• _What is required_: Go through the entries below and retype them exactly, omitting each picture.

>> Begin The input

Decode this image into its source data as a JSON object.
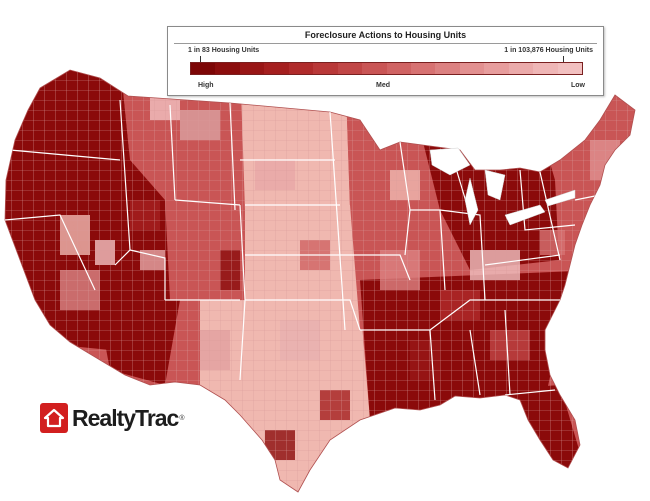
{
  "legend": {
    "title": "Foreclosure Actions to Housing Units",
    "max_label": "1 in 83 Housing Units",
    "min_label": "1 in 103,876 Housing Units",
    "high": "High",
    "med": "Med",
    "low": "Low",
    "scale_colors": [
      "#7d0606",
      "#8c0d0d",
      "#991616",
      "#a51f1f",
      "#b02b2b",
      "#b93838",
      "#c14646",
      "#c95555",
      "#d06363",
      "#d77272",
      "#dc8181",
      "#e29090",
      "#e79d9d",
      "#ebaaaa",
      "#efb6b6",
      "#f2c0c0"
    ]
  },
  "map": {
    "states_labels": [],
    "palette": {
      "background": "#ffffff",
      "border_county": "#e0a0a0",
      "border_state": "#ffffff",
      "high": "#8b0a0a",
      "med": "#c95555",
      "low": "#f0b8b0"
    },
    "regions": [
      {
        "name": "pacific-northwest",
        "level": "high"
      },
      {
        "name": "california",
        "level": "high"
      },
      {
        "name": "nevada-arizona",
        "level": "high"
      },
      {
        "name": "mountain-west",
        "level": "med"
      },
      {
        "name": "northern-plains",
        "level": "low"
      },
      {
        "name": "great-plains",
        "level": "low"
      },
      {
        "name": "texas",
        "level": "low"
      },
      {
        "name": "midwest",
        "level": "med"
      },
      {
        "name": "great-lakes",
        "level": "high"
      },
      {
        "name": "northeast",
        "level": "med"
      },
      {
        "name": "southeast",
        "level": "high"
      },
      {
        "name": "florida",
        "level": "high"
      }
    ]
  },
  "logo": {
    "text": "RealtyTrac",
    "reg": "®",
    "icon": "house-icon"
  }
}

>> End The input

• _Solution to the problem_:
Decode this image into its source data as a JSON object.
{
  "legend": {
    "title": "Foreclosure Actions to Housing Units",
    "max_label": "1 in 83 Housing Units",
    "min_label": "1 in 103,876 Housing Units",
    "high": "High",
    "med": "Med",
    "low": "Low",
    "scale_colors": [
      "#7d0606",
      "#8c0d0d",
      "#991616",
      "#a51f1f",
      "#b02b2b",
      "#b93838",
      "#c14646",
      "#c95555",
      "#d06363",
      "#d77272",
      "#dc8181",
      "#e29090",
      "#e79d9d",
      "#ebaaaa",
      "#efb6b6",
      "#f2c0c0"
    ]
  },
  "map": {
    "states_labels": [],
    "palette": {
      "background": "#ffffff",
      "border_county": "#e0a0a0",
      "border_state": "#ffffff",
      "high": "#8b0a0a",
      "med": "#c95555",
      "low": "#f0b8b0"
    },
    "regions": [
      {
        "name": "pacific-northwest",
        "level": "high"
      },
      {
        "name": "california",
        "level": "high"
      },
      {
        "name": "nevada-arizona",
        "level": "high"
      },
      {
        "name": "mountain-west",
        "level": "med"
      },
      {
        "name": "northern-plains",
        "level": "low"
      },
      {
        "name": "great-plains",
        "level": "low"
      },
      {
        "name": "texas",
        "level": "low"
      },
      {
        "name": "midwest",
        "level": "med"
      },
      {
        "name": "great-lakes",
        "level": "high"
      },
      {
        "name": "northeast",
        "level": "med"
      },
      {
        "name": "southeast",
        "level": "high"
      },
      {
        "name": "florida",
        "level": "high"
      }
    ]
  },
  "logo": {
    "text": "RealtyTrac",
    "reg": "®",
    "icon": "house-icon"
  }
}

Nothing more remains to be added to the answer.